▶ _Saved entries_
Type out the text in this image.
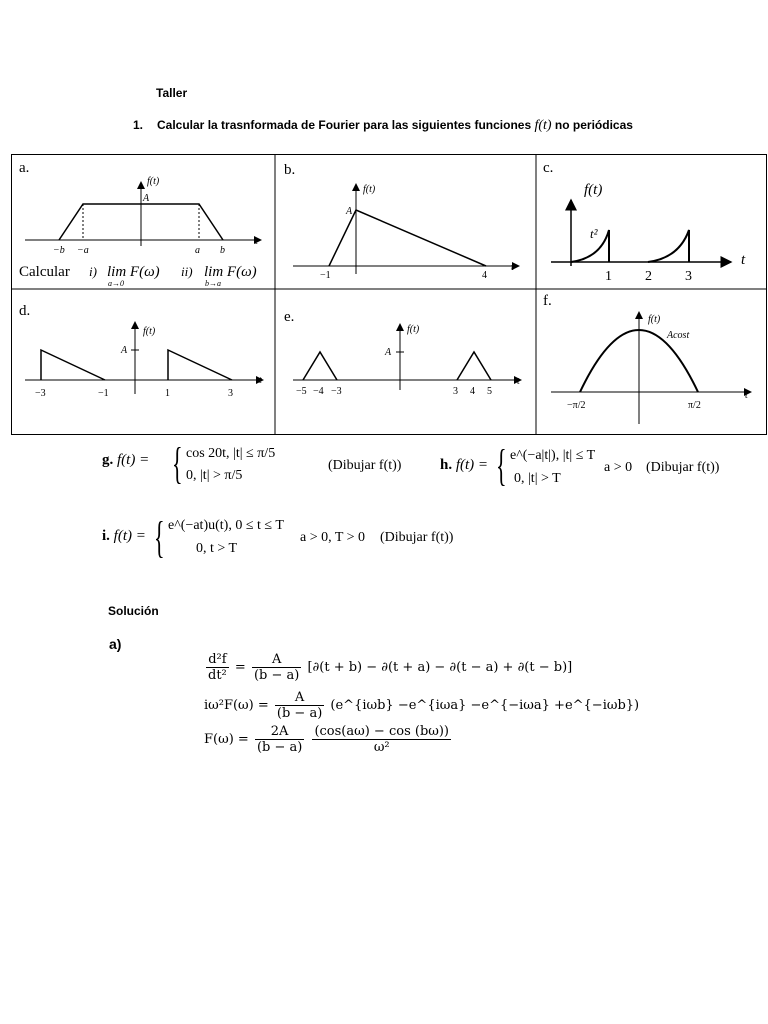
Taller
1. Calcular la trasnformada de Fourier para las siguientes funciones f(t) no periódicas
a.	b.	c.
d.	e.
f.
f(t)
A
t
−b −a	a b
Calcular i) lim F(ω)
a→0
ii) lim F(ω)
b→a
f(t)
A
t
−1	4
f(t)
t²
t
1 2 3
f(t)
A
t
−3	−1	1	3
f(t)
A
t
−5 −4 −3	3 4 5
f(t)
Acost
t
−π/2	π/2
g. f(t) = { cos 20t, |t| ≤ π/5
0, |t| > π/5
(Dibujar f(t))	h. f(t) = { e^(−a|t|), |t| ≤ T
0, |t| > T
a > 0 (Dibujar f(t))
i. f(t) = { e^(−at)u(t), 0 ≤ t ≤ T
0, t > T
a > 0, T > 0 (Dibujar f(t))
Solución
a)
$\frac{\text{d²f}}{\text{dt²}} = \frac{A}{(b - a)} [\partial(t + b) - \partial(t + a) - \partial(t - a) + \partial(t - b)]$
$i\omega^2F(\omega) = \frac{A}{(b - a)}$ (e^{iωb} −e^{iωa} −e^{−iωa} +e^{−iωb})
$F(\omega) = \frac{2A}{(b - a)}$
$\frac{(\cos(a\omega) - \cos (b\omega))}{\text{ω²}}$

▶ _Aim_
Quote every entry exactly, with the pictures omitted.

▶ _Problem solution_
Type out the text in this image.
Taller
1. Calcular la trasnformada de Fourier para las siguientes funciones f(t) no periódicas
a.	b.	c.
d.	e.
f.
f(t)
A
t
−b −a	a b
Calcular i) lim F(ω)
a→0
ii) lim F(ω)
b→a
f(t)
A
t
−1	4
f(t)
t²
t
1 2 3
f(t)
A
t
−3	−1	1	3
f(t)
A
t
−5 −4 −3	3 4 5
f(t)
Acost
t
−π/2	π/2
g. f(t) = { cos 20t, |t| ≤ π/5
0, |t| > π/5
(Dibujar f(t))	h. f(t) = { e^(−a|t|), |t| ≤ T
0, |t| > T
a > 0 (Dibujar f(t))
i. f(t) = { e^(−at)u(t), 0 ≤ t ≤ T
0, t > T
a > 0, T > 0 (Dibujar f(t))
Solución
a)
$\frac{\text{d²f}}{\text{dt²}} = \frac{A}{(b - a)} [\partial(t + b) - \partial(t + a) - \partial(t - a) + \partial(t - b)]$
$i\omega^2F(\omega) = \frac{A}{(b - a)}$ (e^{iωb} −e^{iωa} −e^{−iωa} +e^{−iωb})
$F(\omega) = \frac{2A}{(b - a)}$
$\frac{(\cos(a\omega) - \cos (b\omega))}{\text{ω²}}$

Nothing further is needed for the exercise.